● Exercise details:
Output every entry exactly as given.

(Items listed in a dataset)

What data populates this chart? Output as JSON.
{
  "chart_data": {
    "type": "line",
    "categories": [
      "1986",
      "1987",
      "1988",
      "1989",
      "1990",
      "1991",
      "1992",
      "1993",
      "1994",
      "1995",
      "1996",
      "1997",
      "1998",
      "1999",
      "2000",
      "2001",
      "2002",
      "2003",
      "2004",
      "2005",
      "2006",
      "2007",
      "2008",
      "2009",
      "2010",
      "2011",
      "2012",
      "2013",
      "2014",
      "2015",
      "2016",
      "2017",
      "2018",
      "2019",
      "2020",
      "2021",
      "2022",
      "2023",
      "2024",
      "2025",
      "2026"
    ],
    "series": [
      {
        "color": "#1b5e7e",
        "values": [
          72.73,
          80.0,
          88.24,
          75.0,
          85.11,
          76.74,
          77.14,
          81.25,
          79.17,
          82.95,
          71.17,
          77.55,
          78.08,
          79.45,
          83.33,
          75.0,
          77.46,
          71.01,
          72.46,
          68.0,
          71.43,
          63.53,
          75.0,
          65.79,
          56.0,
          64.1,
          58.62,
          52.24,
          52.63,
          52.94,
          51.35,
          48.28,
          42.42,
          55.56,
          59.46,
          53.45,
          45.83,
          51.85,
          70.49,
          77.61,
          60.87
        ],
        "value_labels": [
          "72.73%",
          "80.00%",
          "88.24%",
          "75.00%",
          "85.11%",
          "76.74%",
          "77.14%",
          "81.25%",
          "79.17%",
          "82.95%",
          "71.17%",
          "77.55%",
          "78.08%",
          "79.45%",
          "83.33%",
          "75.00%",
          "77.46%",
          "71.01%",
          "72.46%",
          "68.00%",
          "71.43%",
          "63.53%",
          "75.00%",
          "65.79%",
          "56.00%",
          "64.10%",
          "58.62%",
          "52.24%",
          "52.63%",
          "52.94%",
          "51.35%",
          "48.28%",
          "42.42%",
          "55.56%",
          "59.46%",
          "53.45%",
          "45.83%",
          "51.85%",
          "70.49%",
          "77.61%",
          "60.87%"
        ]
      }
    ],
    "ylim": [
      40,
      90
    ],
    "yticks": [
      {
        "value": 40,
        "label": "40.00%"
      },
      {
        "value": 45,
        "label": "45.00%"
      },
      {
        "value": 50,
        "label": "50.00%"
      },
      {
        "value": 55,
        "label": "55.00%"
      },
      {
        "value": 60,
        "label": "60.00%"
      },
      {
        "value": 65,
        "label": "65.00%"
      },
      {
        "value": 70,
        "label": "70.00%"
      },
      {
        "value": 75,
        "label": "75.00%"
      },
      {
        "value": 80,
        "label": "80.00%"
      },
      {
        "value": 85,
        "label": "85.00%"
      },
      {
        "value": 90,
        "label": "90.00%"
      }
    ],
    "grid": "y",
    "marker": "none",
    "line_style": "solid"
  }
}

● Completed exercise:
What data populates this chart? Output as JSON.
{
  "chart_data": {
    "type": "line",
    "categories": [
      "1986",
      "1987",
      "1988",
      "1989",
      "1990",
      "1991",
      "1992",
      "1993",
      "1994",
      "1995",
      "1996",
      "1997",
      "1998",
      "1999",
      "2000",
      "2001",
      "2002",
      "2003",
      "2004",
      "2005",
      "2006",
      "2007",
      "2008",
      "2009",
      "2010",
      "2011",
      "2012",
      "2013",
      "2014",
      "2015",
      "2016",
      "2017",
      "2018",
      "2019",
      "2020",
      "2021",
      "2022",
      "2023",
      "2024",
      "2025",
      "2026"
    ],
    "series": [
      {
        "color": "#1b5e7e",
        "values": [
          72.73,
          80.0,
          88.24,
          75.0,
          85.11,
          76.74,
          77.14,
          81.25,
          79.17,
          82.95,
          71.17,
          77.55,
          78.08,
          79.45,
          83.33,
          75.0,
          77.46,
          71.01,
          72.46,
          68.0,
          71.43,
          63.53,
          75.0,
          65.79,
          56.0,
          64.1,
          58.62,
          52.24,
          52.63,
          52.94,
          51.35,
          48.28,
          42.42,
          55.56,
          59.46,
          53.45,
          45.83,
          51.85,
          70.49,
          77.61,
          60.87
        ],
        "value_labels": [
          "72.73%",
          "80.00%",
          "88.24%",
          "75.00%",
          "85.11%",
          "76.74%",
          "77.14%",
          "81.25%",
          "79.17%",
          "82.95%",
          "71.17%",
          "77.55%",
          "78.08%",
          "79.45%",
          "83.33%",
          "75.00%",
          "77.46%",
          "71.01%",
          "72.46%",
          "68.00%",
          "71.43%",
          "63.53%",
          "75.00%",
          "65.79%",
          "56.00%",
          "64.10%",
          "58.62%",
          "52.24%",
          "52.63%",
          "52.94%",
          "51.35%",
          "48.28%",
          "42.42%",
          "55.56%",
          "59.46%",
          "53.45%",
          "45.83%",
          "51.85%",
          "70.49%",
          "77.61%",
          "60.87%"
        ]
      }
    ],
    "ylim": [
      40,
      90
    ],
    "yticks": [
      {
        "value": 40,
        "label": "40.00%"
      },
      {
        "value": 45,
        "label": "45.00%"
      },
      {
        "value": 50,
        "label": "50.00%"
      },
      {
        "value": 55,
        "label": "55.00%"
      },
      {
        "value": 60,
        "label": "60.00%"
      },
      {
        "value": 65,
        "label": "65.00%"
      },
      {
        "value": 70,
        "label": "70.00%"
      },
      {
        "value": 75,
        "label": "75.00%"
      },
      {
        "value": 80,
        "label": "80.00%"
      },
      {
        "value": 85,
        "label": "85.00%"
      },
      {
        "value": 90,
        "label": "90.00%"
      }
    ],
    "grid": "y",
    "marker": "none",
    "line_style": "solid"
  }
}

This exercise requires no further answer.